Spatial layout entries
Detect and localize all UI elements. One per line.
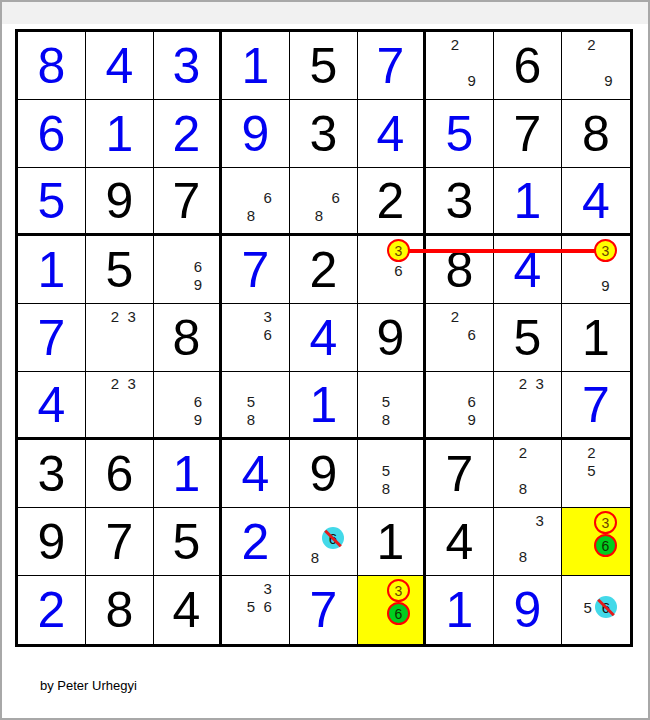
pencil-slot-6: 6 xyxy=(190,393,206,411)
candidate-r5c4-6[interactable]: 6 xyxy=(263,326,271,343)
cell-r9c1[interactable]: 2 xyxy=(18,576,86,644)
candidate-r7c8-2[interactable]: 2 xyxy=(519,444,527,461)
pencil-slot-5 xyxy=(311,189,328,207)
cell-r9c7[interactable]: 1 xyxy=(426,576,494,644)
pencil-slot-7 xyxy=(566,480,583,498)
candidate-r7c9-2[interactable]: 2 xyxy=(587,444,595,461)
cell-r5c3[interactable]: 8 xyxy=(154,304,222,372)
pencil-slot-1 xyxy=(90,375,107,393)
given-digit: 2 xyxy=(154,100,219,167)
pencil-slot-8: 8 xyxy=(243,206,260,224)
pencil-slot-5 xyxy=(174,257,190,275)
candidate-r4c9-3[interactable]: 3 xyxy=(594,239,617,262)
cell-r8c7[interactable]: 4 xyxy=(426,508,494,576)
cell-r2c4[interactable]: 9 xyxy=(222,100,290,168)
pencil-slot-1 xyxy=(226,375,243,393)
cell-r3c6[interactable]: 2 xyxy=(358,168,426,236)
pencil-slot-7 xyxy=(158,410,174,428)
pencil-slot-7 xyxy=(430,410,447,428)
cell-r9c9[interactable]: 56 xyxy=(562,576,630,644)
candidate-r6c8-3[interactable]: 3 xyxy=(535,375,543,392)
pencil-slot-9 xyxy=(327,206,344,224)
candidate-r4c6-3[interactable]: 3 xyxy=(387,239,410,262)
pencil-slot-5 xyxy=(515,393,532,411)
cell-r1c5[interactable]: 5 xyxy=(290,32,358,100)
cell-r4c7[interactable]: 8 xyxy=(426,236,494,304)
pencil-slot-4 xyxy=(226,325,243,343)
cell-r5c2[interactable]: 23 xyxy=(86,304,154,372)
pencil-slot-4 xyxy=(566,461,583,479)
pencil-slot-8 xyxy=(581,618,596,635)
app-window: 8431572962961293457859768682314156972368… xyxy=(0,0,650,720)
cell-r7c1[interactable]: 3 xyxy=(18,440,86,508)
candidate-r8c9-6[interactable]: 6 xyxy=(594,534,617,557)
pencil-slot-9 xyxy=(600,480,617,498)
pencil-slot-9 xyxy=(259,344,276,362)
pencil-slot-5 xyxy=(580,534,594,557)
pencil-slot-3 xyxy=(394,375,410,393)
cell-r6c3[interactable]: 69 xyxy=(154,372,222,440)
candidate-r6c2-3[interactable]: 3 xyxy=(127,375,135,392)
solved-digit: 5 xyxy=(290,32,357,99)
pencil-slot-3 xyxy=(531,443,548,461)
pencil-slot-1 xyxy=(294,171,311,189)
pencil-slot-4 xyxy=(566,596,581,618)
pencil-slot-2 xyxy=(243,171,260,189)
pencil-slot-8 xyxy=(583,480,600,498)
pencil-slot-9 xyxy=(531,410,548,428)
cell-r4c2[interactable]: 5 xyxy=(86,236,154,304)
given-digit: 2 xyxy=(222,508,289,575)
pencil-slot-7 xyxy=(430,72,447,90)
pencil-slot-8 xyxy=(580,277,594,294)
cell-r2c7[interactable]: 5 xyxy=(426,100,494,168)
pencil-slot-7 xyxy=(566,277,580,294)
candidate-r9c4-3[interactable]: 3 xyxy=(263,580,271,597)
pencil-slot-9 xyxy=(531,548,548,566)
pencil-slot-2 xyxy=(243,375,260,393)
pencil-slot-6 xyxy=(531,393,548,411)
candidate-r8c5-6[interactable]: 6 xyxy=(322,527,344,549)
cell-r9c4[interactable]: 356 xyxy=(222,576,290,644)
pencil-slot-3 xyxy=(463,35,480,53)
pencil-slot-2 xyxy=(378,443,394,461)
candidate-r9c6-3[interactable]: 3 xyxy=(387,579,410,602)
pencil-slot-1 xyxy=(362,579,375,602)
cell-r6c4[interactable]: 58 xyxy=(222,372,290,440)
cell-r3c2[interactable]: 9 xyxy=(86,168,154,236)
pencil-slot-2 xyxy=(580,511,594,534)
pencil-slot-7 xyxy=(566,72,583,90)
cell-r3c3[interactable]: 7 xyxy=(154,168,222,236)
pencil-slot-7 xyxy=(498,548,515,566)
candidate-r7c8-8[interactable]: 8 xyxy=(519,480,527,497)
cell-r3c9[interactable]: 4 xyxy=(562,168,630,236)
candidate-r3c5-6[interactable]: 6 xyxy=(331,189,339,206)
pencil-slot-8: 8 xyxy=(378,480,394,498)
pencil-slot-2 xyxy=(308,511,322,527)
cell-r4c4[interactable]: 7 xyxy=(222,236,290,304)
candidate-r9c4-5[interactable]: 5 xyxy=(247,598,255,615)
cell-r1c4[interactable]: 1 xyxy=(222,32,290,100)
candidate-r6c7-9[interactable]: 9 xyxy=(467,411,475,428)
pencil-slot-6 xyxy=(594,262,617,277)
pencil-slot-8 xyxy=(375,625,388,635)
pencil-slot-2 xyxy=(375,239,388,262)
cell-r2c6[interactable]: 4 xyxy=(358,100,426,168)
pencil-slot-5 xyxy=(174,393,190,411)
pencil-slot-9 xyxy=(322,549,344,566)
cell-r9c6[interactable]: 36 xyxy=(358,576,426,644)
candidate-r5c4-3[interactable]: 3 xyxy=(263,308,271,325)
pencil-slot-8 xyxy=(107,410,124,428)
solved-digit: 7 xyxy=(494,100,561,167)
pencil-slot-6: 6 xyxy=(595,596,617,618)
pencil-slot-4 xyxy=(362,461,378,479)
pencil-slot-9: 9 xyxy=(190,410,206,428)
candidate-r6c4-5[interactable]: 5 xyxy=(247,393,255,410)
pencil-slot-8: 8 xyxy=(311,206,328,224)
pencil-slot-6 xyxy=(463,53,480,71)
cell-r7c3[interactable]: 1 xyxy=(154,440,222,508)
pencil-slot-6: 6 xyxy=(190,257,206,275)
cell-r7c5[interactable]: 9 xyxy=(290,440,358,508)
pencil-slot-4 xyxy=(566,262,580,277)
pencil-slot-4 xyxy=(90,393,107,411)
cell-r6c6[interactable]: 58 xyxy=(358,372,426,440)
cell-r1c8[interactable]: 6 xyxy=(494,32,562,100)
cell-r2c3[interactable]: 2 xyxy=(154,100,222,168)
pencil-slot-5: 5 xyxy=(581,596,596,618)
candidate-r6c4-8[interactable]: 8 xyxy=(247,411,255,428)
candidate-r1c7-9[interactable]: 9 xyxy=(467,72,475,89)
candidate-r4c9-9[interactable]: 9 xyxy=(601,277,609,294)
given-digit: 5 xyxy=(426,100,493,167)
solved-digit: 7 xyxy=(426,440,493,507)
cell-r2c8[interactable]: 7 xyxy=(494,100,562,168)
pencil-slot-1 xyxy=(566,579,581,596)
pencil-slot-2 xyxy=(378,375,394,393)
cell-r2c1[interactable]: 6 xyxy=(18,100,86,168)
pencil-marks: 68 xyxy=(222,168,289,233)
pencil-slot-9 xyxy=(595,618,617,635)
cell-r2c5[interactable]: 3 xyxy=(290,100,358,168)
candidate-r8c5-8[interactable]: 8 xyxy=(311,549,319,566)
pencil-marks: 56 xyxy=(562,576,630,644)
pencil-slot-1 xyxy=(226,579,243,598)
pencil-slot-4 xyxy=(362,393,378,411)
pencil-marks: 38 xyxy=(494,508,561,575)
cell-r3c4[interactable]: 68 xyxy=(222,168,290,236)
pencil-slot-2: 2 xyxy=(447,35,464,53)
pencil-marks: 36 xyxy=(562,508,630,575)
cell-r8c6[interactable]: 1 xyxy=(358,508,426,576)
pencil-slot-5: 5 xyxy=(378,393,394,411)
cell-r4c9[interactable]: 39 xyxy=(562,236,630,304)
cell-r6c9[interactable]: 7 xyxy=(562,372,630,440)
pencil-slot-3 xyxy=(595,579,617,596)
cell-r9c2[interactable]: 8 xyxy=(86,576,154,644)
given-digit: 4 xyxy=(494,236,561,303)
candidate-r3c5-8[interactable]: 8 xyxy=(315,207,323,224)
cell-r9c5[interactable]: 7 xyxy=(290,576,358,644)
cell-r6c8[interactable]: 23 xyxy=(494,372,562,440)
pencil-slot-4 xyxy=(226,189,243,207)
cell-r3c5[interactable]: 68 xyxy=(290,168,358,236)
pencil-slot-2 xyxy=(174,239,190,257)
pencil-slot-4 xyxy=(498,461,515,479)
pencil-slot-9 xyxy=(394,480,410,498)
given-digit: 4 xyxy=(358,100,423,167)
cell-r2c2[interactable]: 1 xyxy=(86,100,154,168)
candidate-r8c8-3[interactable]: 3 xyxy=(535,512,543,529)
cell-r6c1[interactable]: 4 xyxy=(18,372,86,440)
pencil-slot-3: 3 xyxy=(259,307,276,325)
pencil-slot-2: 2 xyxy=(515,443,532,461)
cell-r4c8[interactable]: 4 xyxy=(494,236,562,304)
cell-r8c3[interactable]: 5 xyxy=(154,508,222,576)
cell-r8c4[interactable]: 2 xyxy=(222,508,290,576)
pencil-marks: 58 xyxy=(222,372,289,437)
pencil-slot-8: 8 xyxy=(515,548,532,566)
pencil-slot-1 xyxy=(430,35,447,53)
pencil-slot-7 xyxy=(430,344,447,362)
pencil-slot-7 xyxy=(362,410,378,428)
candidate-r7c6-8[interactable]: 8 xyxy=(382,480,390,497)
given-digit: 4 xyxy=(86,32,153,99)
cell-r7c7[interactable]: 7 xyxy=(426,440,494,508)
cell-r5c7[interactable]: 26 xyxy=(426,304,494,372)
cell-r7c2[interactable]: 6 xyxy=(86,440,154,508)
candidate-r1c9-9[interactable]: 9 xyxy=(604,72,612,89)
cell-r1c2[interactable]: 4 xyxy=(86,32,154,100)
pencil-slot-1 xyxy=(566,35,583,53)
pencil-slot-6: 6 xyxy=(327,189,344,207)
given-digit: 8 xyxy=(18,32,85,99)
candidate-r5c2-2[interactable]: 2 xyxy=(111,308,119,325)
pencil-slot-6: 6 xyxy=(259,598,276,617)
given-digit: 1 xyxy=(86,100,153,167)
pencil-slot-2 xyxy=(515,511,532,529)
solved-digit: 2 xyxy=(358,168,423,233)
solved-digit: 9 xyxy=(358,304,423,371)
cell-r6c2[interactable]: 23 xyxy=(86,372,154,440)
cell-r1c6[interactable]: 7 xyxy=(358,32,426,100)
candidate-r5c7-6[interactable]: 6 xyxy=(467,326,475,343)
pencil-slot-1 xyxy=(498,375,515,393)
solved-digit: 7 xyxy=(86,508,153,575)
pencil-slot-6 xyxy=(123,325,140,343)
candidate-r6c6-8[interactable]: 8 xyxy=(382,411,390,428)
solved-digit: 1 xyxy=(562,304,630,371)
pencil-slot-3: 3 xyxy=(594,239,617,262)
pencil-slot-9 xyxy=(123,344,140,362)
pencil-slot-8: 8 xyxy=(308,549,322,566)
candidate-r6c7-6[interactable]: 6 xyxy=(467,393,475,410)
pencil-slot-2: 2 xyxy=(515,375,532,393)
candidate-r6c2-2[interactable]: 2 xyxy=(111,375,119,392)
given-digit: 5 xyxy=(18,168,85,233)
pencil-slot-9: 9 xyxy=(463,72,480,90)
cell-r3c7[interactable]: 3 xyxy=(426,168,494,236)
pencil-slot-9 xyxy=(531,480,548,498)
pencil-slot-2: 2 xyxy=(583,35,600,53)
candidate-r4c3-6[interactable]: 6 xyxy=(194,258,202,275)
candidate-r3c4-8[interactable]: 8 xyxy=(247,207,255,224)
candidate-r5c2-3[interactable]: 3 xyxy=(127,308,135,325)
candidate-r9c9-5[interactable]: 5 xyxy=(584,599,592,616)
pencil-slot-3 xyxy=(600,443,617,461)
pencil-marks: 23 xyxy=(86,372,153,437)
solved-digit: 3 xyxy=(426,168,493,233)
given-digit: 4 xyxy=(18,372,85,437)
candidate-r3c4-6[interactable]: 6 xyxy=(263,189,271,206)
pencil-marks: 28 xyxy=(494,440,561,507)
cell-r5c4[interactable]: 36 xyxy=(222,304,290,372)
cell-r4c6[interactable]: 36 xyxy=(358,236,426,304)
cell-r2c9[interactable]: 8 xyxy=(562,100,630,168)
cell-r5c6[interactable]: 9 xyxy=(358,304,426,372)
pencil-slot-5 xyxy=(107,393,124,411)
pencil-slot-9 xyxy=(259,410,276,428)
cell-r9c3[interactable]: 4 xyxy=(154,576,222,644)
pencil-slot-8: 8 xyxy=(515,480,532,498)
pencil-slot-1 xyxy=(566,443,583,461)
pencil-slot-9 xyxy=(387,625,410,635)
candidate-r7c9-5[interactable]: 5 xyxy=(587,462,595,479)
pencil-slot-8 xyxy=(447,410,464,428)
cell-r4c3[interactable]: 69 xyxy=(154,236,222,304)
cell-r5c5[interactable]: 4 xyxy=(290,304,358,372)
pencil-slot-1 xyxy=(226,171,243,189)
candidate-r4c3-9[interactable]: 9 xyxy=(194,276,202,293)
pencil-slot-6: 6 xyxy=(259,189,276,207)
given-digit: 7 xyxy=(358,32,423,99)
cell-r8c5[interactable]: 68 xyxy=(290,508,358,576)
pencil-slot-3 xyxy=(190,375,206,393)
pencil-slot-3: 3 xyxy=(123,307,140,325)
pencil-slot-8 xyxy=(580,557,594,566)
pencil-slot-3 xyxy=(259,171,276,189)
given-digit: 3 xyxy=(154,32,219,99)
candidate-r5c7-2[interactable]: 2 xyxy=(451,308,459,325)
pencil-slot-5 xyxy=(375,602,388,625)
pencil-slot-4 xyxy=(566,53,583,71)
cell-r7c8[interactable]: 28 xyxy=(494,440,562,508)
given-digit: 2 xyxy=(18,576,85,644)
pencil-slot-8 xyxy=(243,344,260,362)
pencil-slot-2 xyxy=(375,579,388,602)
cell-r4c5[interactable]: 2 xyxy=(290,236,358,304)
pencil-slot-4 xyxy=(566,534,580,557)
cell-r5c9[interactable]: 1 xyxy=(562,304,630,372)
pencil-marks: 36 xyxy=(222,304,289,371)
pencil-slot-8 xyxy=(447,72,464,90)
candidate-r8c8-8[interactable]: 8 xyxy=(519,548,527,565)
solved-digit: 8 xyxy=(154,304,219,371)
cell-r8c1[interactable]: 9 xyxy=(18,508,86,576)
solved-digit: 1 xyxy=(358,508,423,575)
candidate-r6c6-5[interactable]: 5 xyxy=(382,393,390,410)
pencil-slot-3: 3 xyxy=(531,511,548,529)
pencil-slot-8 xyxy=(107,344,124,362)
cell-r8c9[interactable]: 36 xyxy=(562,508,630,576)
candidate-r4c6-6[interactable]: 6 xyxy=(394,262,402,279)
candidate-r9c4-6[interactable]: 6 xyxy=(263,598,271,615)
pencil-marks: 29 xyxy=(562,32,630,99)
candidate-r6c3-9[interactable]: 9 xyxy=(194,411,202,428)
solved-digit: 4 xyxy=(154,576,219,644)
pencil-slot-7 xyxy=(90,344,107,362)
candidate-r1c9-2[interactable]: 2 xyxy=(587,36,595,53)
cell-r1c7[interactable]: 29 xyxy=(426,32,494,100)
cell-r7c6[interactable]: 58 xyxy=(358,440,426,508)
pencil-slot-5: 5 xyxy=(378,461,394,479)
candidate-r6c3-6[interactable]: 6 xyxy=(194,393,202,410)
cell-r1c3[interactable]: 3 xyxy=(154,32,222,100)
pencil-slot-3 xyxy=(394,443,410,461)
cell-r6c7[interactable]: 69 xyxy=(426,372,494,440)
pencil-slot-3 xyxy=(322,511,344,527)
cell-r3c8[interactable]: 1 xyxy=(494,168,562,236)
candidate-r7c6-5[interactable]: 5 xyxy=(382,462,390,479)
pencil-slot-1 xyxy=(566,511,580,534)
cell-r8c2[interactable]: 7 xyxy=(86,508,154,576)
given-digit: 7 xyxy=(290,576,357,644)
cell-r7c9[interactable]: 25 xyxy=(562,440,630,508)
cell-r5c1[interactable]: 7 xyxy=(18,304,86,372)
cell-r4c1[interactable]: 1 xyxy=(18,236,86,304)
pencil-slot-2: 2 xyxy=(107,375,124,393)
pencil-slot-4 xyxy=(90,325,107,343)
pencil-slot-8 xyxy=(174,276,190,294)
pencil-slot-2 xyxy=(243,307,260,325)
candidate-r6c8-2[interactable]: 2 xyxy=(519,375,527,392)
pencil-slot-5 xyxy=(583,53,600,71)
given-digit: 1 xyxy=(494,168,561,233)
pencil-slot-9 xyxy=(259,206,276,224)
pencil-slot-4 xyxy=(158,257,174,275)
pencil-slot-3 xyxy=(463,375,480,393)
pencil-slot-2: 2 xyxy=(447,307,464,325)
candidate-r9c9-6[interactable]: 6 xyxy=(595,596,617,618)
pencil-slot-5: 5 xyxy=(583,461,600,479)
cell-r9c8[interactable]: 9 xyxy=(494,576,562,644)
pencil-marks: 68 xyxy=(290,508,357,575)
candidate-r9c6-6[interactable]: 6 xyxy=(387,602,410,625)
candidate-r1c7-2[interactable]: 2 xyxy=(451,36,459,53)
given-digit: 9 xyxy=(494,576,561,644)
cell-r1c9[interactable]: 29 xyxy=(562,32,630,100)
pencil-marks: 39 xyxy=(562,236,630,303)
pencil-slot-8 xyxy=(174,410,190,428)
solved-digit: 6 xyxy=(494,32,561,99)
cell-r1c1[interactable]: 8 xyxy=(18,32,86,100)
solved-digit: 9 xyxy=(18,508,85,575)
candidate-r8c9-3[interactable]: 3 xyxy=(594,511,617,534)
cell-r8c8[interactable]: 38 xyxy=(494,508,562,576)
pencil-slot-3: 3 xyxy=(387,579,410,602)
cell-r7c4[interactable]: 4 xyxy=(222,440,290,508)
cell-r5c8[interactable]: 5 xyxy=(494,304,562,372)
cell-r3c1[interactable]: 5 xyxy=(18,168,86,236)
cell-r6c5[interactable]: 1 xyxy=(290,372,358,440)
pencil-slot-1 xyxy=(498,443,515,461)
solved-digit: 3 xyxy=(290,100,357,167)
solved-digit: 3 xyxy=(18,440,85,507)
given-digit: 1 xyxy=(290,372,357,437)
pencil-slot-8 xyxy=(375,279,388,294)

Problem –
Copy out the lines of the material above from the one containing "pencil-slot-6: 6 xyxy=(190,393,206,411)" through the one containing "pencil-slot-5 xyxy=(515,393,532,411)", both included, with nothing changed.

Exercise solution –
pencil-slot-6: 6 xyxy=(190,393,206,411)
candidate-r5c4-6[interactable]: 6 xyxy=(263,326,271,343)
cell-r9c1[interactable]: 2 xyxy=(18,576,86,644)
candidate-r7c8-2[interactable]: 2 xyxy=(519,444,527,461)
pencil-slot-5 xyxy=(311,189,328,207)
cell-r9c7[interactable]: 1 xyxy=(426,576,494,644)
pencil-slot-7 xyxy=(566,480,583,498)
candidate-r7c9-2[interactable]: 2 xyxy=(587,444,595,461)
cell-r5c3[interactable]: 8 xyxy=(154,304,222,372)
pencil-slot-1 xyxy=(90,375,107,393)
given-digit: 2 xyxy=(154,100,219,167)
pencil-slot-8: 8 xyxy=(243,206,260,224)
pencil-slot-5 xyxy=(174,257,190,275)
candidate-r4c9-3[interactable]: 3 xyxy=(594,239,617,262)
cell-r8c7[interactable]: 4 xyxy=(426,508,494,576)
cell-r2c4[interactable]: 9 xyxy=(222,100,290,168)
pencil-slot-1 xyxy=(226,375,243,393)
cell-r3c6[interactable]: 2 xyxy=(358,168,426,236)
pencil-slot-7 xyxy=(158,410,174,428)
pencil-slot-7 xyxy=(430,410,447,428)
cell-r9c9[interactable]: 56 xyxy=(562,576,630,644)
candidate-r6c8-3[interactable]: 3 xyxy=(535,375,543,392)
pencil-slot-9 xyxy=(327,206,344,224)
candidate-r4c6-3[interactable]: 3 xyxy=(387,239,410,262)
pencil-slot-5 xyxy=(515,393,532,411)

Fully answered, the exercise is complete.